**Task to complete:** Extract all lines that hold "Discharge" from the records below.
__________
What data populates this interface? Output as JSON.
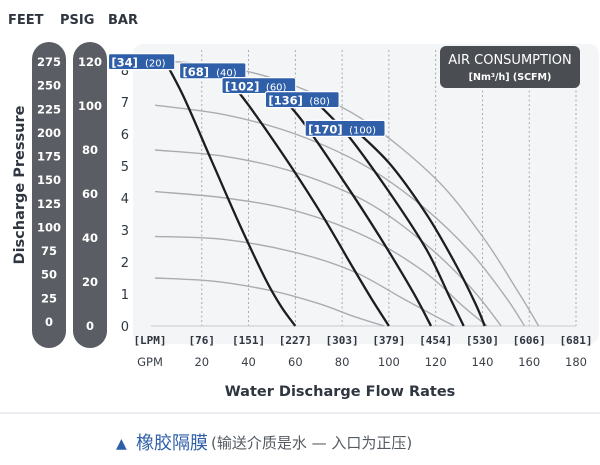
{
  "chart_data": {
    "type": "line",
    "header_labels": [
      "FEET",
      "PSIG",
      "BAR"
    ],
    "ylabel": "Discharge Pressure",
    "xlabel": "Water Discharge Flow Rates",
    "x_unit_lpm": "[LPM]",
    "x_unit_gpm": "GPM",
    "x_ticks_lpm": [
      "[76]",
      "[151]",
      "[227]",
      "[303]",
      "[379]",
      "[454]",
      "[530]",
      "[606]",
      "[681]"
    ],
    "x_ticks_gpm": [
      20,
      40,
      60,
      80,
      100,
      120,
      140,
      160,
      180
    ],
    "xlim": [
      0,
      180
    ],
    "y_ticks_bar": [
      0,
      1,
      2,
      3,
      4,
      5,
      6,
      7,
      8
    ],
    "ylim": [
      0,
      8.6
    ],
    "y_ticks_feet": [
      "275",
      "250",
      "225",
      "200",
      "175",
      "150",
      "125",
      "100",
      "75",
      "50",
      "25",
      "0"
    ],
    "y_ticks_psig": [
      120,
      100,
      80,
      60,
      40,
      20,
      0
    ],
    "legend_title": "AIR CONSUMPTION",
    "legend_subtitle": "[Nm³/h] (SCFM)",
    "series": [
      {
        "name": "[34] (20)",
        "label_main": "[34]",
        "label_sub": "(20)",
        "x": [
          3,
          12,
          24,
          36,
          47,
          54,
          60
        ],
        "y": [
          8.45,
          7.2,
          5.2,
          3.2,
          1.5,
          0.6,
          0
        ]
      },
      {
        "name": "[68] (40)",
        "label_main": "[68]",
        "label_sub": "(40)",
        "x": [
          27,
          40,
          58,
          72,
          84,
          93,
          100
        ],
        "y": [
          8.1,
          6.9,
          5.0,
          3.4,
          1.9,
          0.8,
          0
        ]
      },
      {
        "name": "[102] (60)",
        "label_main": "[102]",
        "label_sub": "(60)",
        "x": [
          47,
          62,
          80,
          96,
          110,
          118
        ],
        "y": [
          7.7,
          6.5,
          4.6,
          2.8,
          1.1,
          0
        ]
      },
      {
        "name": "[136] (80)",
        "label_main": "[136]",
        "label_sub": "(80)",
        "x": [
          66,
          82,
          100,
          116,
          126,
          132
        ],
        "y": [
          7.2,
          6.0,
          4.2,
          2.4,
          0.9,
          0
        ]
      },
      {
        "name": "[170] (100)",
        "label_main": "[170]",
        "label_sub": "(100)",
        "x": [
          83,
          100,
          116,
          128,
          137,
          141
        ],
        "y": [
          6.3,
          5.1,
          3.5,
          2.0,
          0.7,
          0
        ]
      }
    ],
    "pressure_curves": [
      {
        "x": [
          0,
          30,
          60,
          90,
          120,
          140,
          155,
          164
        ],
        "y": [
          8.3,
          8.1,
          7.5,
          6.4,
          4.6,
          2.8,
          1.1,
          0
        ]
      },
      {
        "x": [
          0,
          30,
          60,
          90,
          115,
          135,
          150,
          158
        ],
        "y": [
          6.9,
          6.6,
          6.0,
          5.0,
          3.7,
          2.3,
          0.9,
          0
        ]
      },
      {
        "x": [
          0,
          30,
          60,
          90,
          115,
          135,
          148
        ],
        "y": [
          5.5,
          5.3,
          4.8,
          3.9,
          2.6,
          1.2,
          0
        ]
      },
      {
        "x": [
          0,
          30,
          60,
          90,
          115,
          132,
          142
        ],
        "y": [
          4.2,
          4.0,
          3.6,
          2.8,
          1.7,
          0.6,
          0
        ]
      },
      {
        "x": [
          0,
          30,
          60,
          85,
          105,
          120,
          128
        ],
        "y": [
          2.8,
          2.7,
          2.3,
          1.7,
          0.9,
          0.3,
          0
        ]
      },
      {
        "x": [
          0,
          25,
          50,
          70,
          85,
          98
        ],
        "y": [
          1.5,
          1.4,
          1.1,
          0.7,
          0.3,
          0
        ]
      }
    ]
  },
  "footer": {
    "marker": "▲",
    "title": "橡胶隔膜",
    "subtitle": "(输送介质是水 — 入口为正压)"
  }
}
__________
**Solution below:**
    "ylabel": "Discharge Pressure",
    "xlabel": "Water Discharge Flow Rates",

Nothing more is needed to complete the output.